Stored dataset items

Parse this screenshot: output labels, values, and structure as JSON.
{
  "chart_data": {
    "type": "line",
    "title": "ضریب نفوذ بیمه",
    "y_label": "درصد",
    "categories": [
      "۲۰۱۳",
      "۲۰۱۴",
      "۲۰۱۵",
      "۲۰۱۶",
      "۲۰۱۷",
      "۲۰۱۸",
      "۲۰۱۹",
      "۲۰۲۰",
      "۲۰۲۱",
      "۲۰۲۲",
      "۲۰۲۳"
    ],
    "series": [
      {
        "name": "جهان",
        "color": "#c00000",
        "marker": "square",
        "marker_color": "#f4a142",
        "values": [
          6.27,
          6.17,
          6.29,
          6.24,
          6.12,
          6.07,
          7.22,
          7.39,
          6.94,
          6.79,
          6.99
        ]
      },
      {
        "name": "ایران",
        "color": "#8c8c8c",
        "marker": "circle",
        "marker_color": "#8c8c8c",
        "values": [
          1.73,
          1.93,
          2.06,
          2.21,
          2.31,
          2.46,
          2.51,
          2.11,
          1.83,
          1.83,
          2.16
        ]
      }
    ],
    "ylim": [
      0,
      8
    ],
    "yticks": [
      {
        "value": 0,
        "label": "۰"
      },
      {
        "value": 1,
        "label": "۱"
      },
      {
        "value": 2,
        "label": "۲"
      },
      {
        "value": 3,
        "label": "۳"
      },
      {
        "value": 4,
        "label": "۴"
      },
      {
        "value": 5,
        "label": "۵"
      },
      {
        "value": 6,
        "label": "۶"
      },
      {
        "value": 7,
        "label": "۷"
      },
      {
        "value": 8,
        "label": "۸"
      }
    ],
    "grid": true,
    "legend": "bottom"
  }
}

*To do*. Generate an exact reproduction of all entries.

*Solution to this problem*.
Parse this screenshot: output labels, values, and structure as JSON.
{
  "chart_data": {
    "type": "line",
    "title": "ضریب نفوذ بیمه",
    "y_label": "درصد",
    "categories": [
      "۲۰۱۳",
      "۲۰۱۴",
      "۲۰۱۵",
      "۲۰۱۶",
      "۲۰۱۷",
      "۲۰۱۸",
      "۲۰۱۹",
      "۲۰۲۰",
      "۲۰۲۱",
      "۲۰۲۲",
      "۲۰۲۳"
    ],
    "series": [
      {
        "name": "جهان",
        "color": "#c00000",
        "marker": "square",
        "marker_color": "#f4a142",
        "values": [
          6.27,
          6.17,
          6.29,
          6.24,
          6.12,
          6.07,
          7.22,
          7.39,
          6.94,
          6.79,
          6.99
        ]
      },
      {
        "name": "ایران",
        "color": "#8c8c8c",
        "marker": "circle",
        "marker_color": "#8c8c8c",
        "values": [
          1.73,
          1.93,
          2.06,
          2.21,
          2.31,
          2.46,
          2.51,
          2.11,
          1.83,
          1.83,
          2.16
        ]
      }
    ],
    "ylim": [
      0,
      8
    ],
    "yticks": [
      {
        "value": 0,
        "label": "۰"
      },
      {
        "value": 1,
        "label": "۱"
      },
      {
        "value": 2,
        "label": "۲"
      },
      {
        "value": 3,
        "label": "۳"
      },
      {
        "value": 4,
        "label": "۴"
      },
      {
        "value": 5,
        "label": "۵"
      },
      {
        "value": 6,
        "label": "۶"
      },
      {
        "value": 7,
        "label": "۷"
      },
      {
        "value": 8,
        "label": "۸"
      }
    ],
    "grid": true,
    "legend": "bottom"
  }
}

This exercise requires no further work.